(Extracted data entries)
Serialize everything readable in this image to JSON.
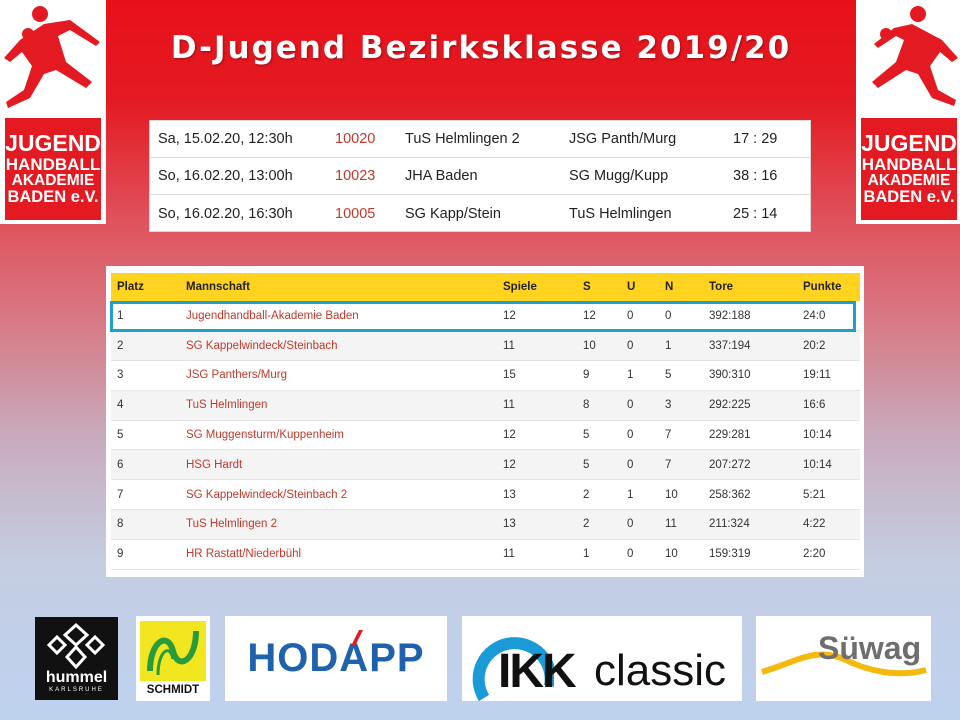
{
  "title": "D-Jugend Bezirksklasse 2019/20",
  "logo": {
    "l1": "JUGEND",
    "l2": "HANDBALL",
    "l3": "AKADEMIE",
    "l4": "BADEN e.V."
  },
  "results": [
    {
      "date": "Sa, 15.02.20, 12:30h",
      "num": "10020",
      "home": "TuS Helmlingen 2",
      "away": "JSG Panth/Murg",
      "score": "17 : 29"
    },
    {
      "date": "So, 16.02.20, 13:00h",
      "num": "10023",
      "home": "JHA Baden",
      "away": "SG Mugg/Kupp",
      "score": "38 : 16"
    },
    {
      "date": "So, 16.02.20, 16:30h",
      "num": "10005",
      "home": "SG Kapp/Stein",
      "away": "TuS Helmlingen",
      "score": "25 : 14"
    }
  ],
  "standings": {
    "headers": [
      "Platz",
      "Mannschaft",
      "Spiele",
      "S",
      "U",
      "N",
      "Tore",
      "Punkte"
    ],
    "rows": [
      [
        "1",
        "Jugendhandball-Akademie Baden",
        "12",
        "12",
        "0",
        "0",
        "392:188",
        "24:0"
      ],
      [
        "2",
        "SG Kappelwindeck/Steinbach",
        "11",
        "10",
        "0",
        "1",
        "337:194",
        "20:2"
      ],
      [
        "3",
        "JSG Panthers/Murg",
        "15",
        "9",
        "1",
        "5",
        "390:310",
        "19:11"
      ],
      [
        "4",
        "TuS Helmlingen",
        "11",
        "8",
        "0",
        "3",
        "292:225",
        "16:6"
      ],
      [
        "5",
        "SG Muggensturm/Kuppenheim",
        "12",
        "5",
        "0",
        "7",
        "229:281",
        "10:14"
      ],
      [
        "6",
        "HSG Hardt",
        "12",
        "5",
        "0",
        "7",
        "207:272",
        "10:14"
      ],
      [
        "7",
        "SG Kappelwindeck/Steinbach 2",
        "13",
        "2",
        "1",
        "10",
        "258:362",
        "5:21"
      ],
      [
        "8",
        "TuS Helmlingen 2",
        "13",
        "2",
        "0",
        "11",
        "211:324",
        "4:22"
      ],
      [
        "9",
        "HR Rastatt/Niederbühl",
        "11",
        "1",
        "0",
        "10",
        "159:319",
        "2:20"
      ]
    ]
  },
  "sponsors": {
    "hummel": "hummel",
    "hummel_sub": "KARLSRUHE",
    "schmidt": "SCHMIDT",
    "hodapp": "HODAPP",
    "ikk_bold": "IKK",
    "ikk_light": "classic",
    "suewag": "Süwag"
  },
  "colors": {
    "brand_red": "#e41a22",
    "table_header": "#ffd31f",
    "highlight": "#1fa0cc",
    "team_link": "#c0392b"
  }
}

What to work on:
Apart from the pictures, the entries above are to be repeated in full and exactly.

Solution for this exercise:
Serialize everything readable in this image to JSON.
{
  "title": "D-Jugend Bezirksklasse 2019/20",
  "logo": {
    "l1": "JUGEND",
    "l2": "HANDBALL",
    "l3": "AKADEMIE",
    "l4": "BADEN e.V."
  },
  "results": [
    {
      "date": "Sa, 15.02.20, 12:30h",
      "num": "10020",
      "home": "TuS Helmlingen 2",
      "away": "JSG Panth/Murg",
      "score": "17 : 29"
    },
    {
      "date": "So, 16.02.20, 13:00h",
      "num": "10023",
      "home": "JHA Baden",
      "away": "SG Mugg/Kupp",
      "score": "38 : 16"
    },
    {
      "date": "So, 16.02.20, 16:30h",
      "num": "10005",
      "home": "SG Kapp/Stein",
      "away": "TuS Helmlingen",
      "score": "25 : 14"
    }
  ],
  "standings": {
    "headers": [
      "Platz",
      "Mannschaft",
      "Spiele",
      "S",
      "U",
      "N",
      "Tore",
      "Punkte"
    ],
    "rows": [
      [
        "1",
        "Jugendhandball-Akademie Baden",
        "12",
        "12",
        "0",
        "0",
        "392:188",
        "24:0"
      ],
      [
        "2",
        "SG Kappelwindeck/Steinbach",
        "11",
        "10",
        "0",
        "1",
        "337:194",
        "20:2"
      ],
      [
        "3",
        "JSG Panthers/Murg",
        "15",
        "9",
        "1",
        "5",
        "390:310",
        "19:11"
      ],
      [
        "4",
        "TuS Helmlingen",
        "11",
        "8",
        "0",
        "3",
        "292:225",
        "16:6"
      ],
      [
        "5",
        "SG Muggensturm/Kuppenheim",
        "12",
        "5",
        "0",
        "7",
        "229:281",
        "10:14"
      ],
      [
        "6",
        "HSG Hardt",
        "12",
        "5",
        "0",
        "7",
        "207:272",
        "10:14"
      ],
      [
        "7",
        "SG Kappelwindeck/Steinbach 2",
        "13",
        "2",
        "1",
        "10",
        "258:362",
        "5:21"
      ],
      [
        "8",
        "TuS Helmlingen 2",
        "13",
        "2",
        "0",
        "11",
        "211:324",
        "4:22"
      ],
      [
        "9",
        "HR Rastatt/Niederbühl",
        "11",
        "1",
        "0",
        "10",
        "159:319",
        "2:20"
      ]
    ]
  },
  "sponsors": {
    "hummel": "hummel",
    "hummel_sub": "KARLSRUHE",
    "schmidt": "SCHMIDT",
    "hodapp": "HODAPP",
    "ikk_bold": "IKK",
    "ikk_light": "classic",
    "suewag": "Süwag"
  },
  "colors": {
    "brand_red": "#e41a22",
    "table_header": "#ffd31f",
    "highlight": "#1fa0cc",
    "team_link": "#c0392b"
  }
}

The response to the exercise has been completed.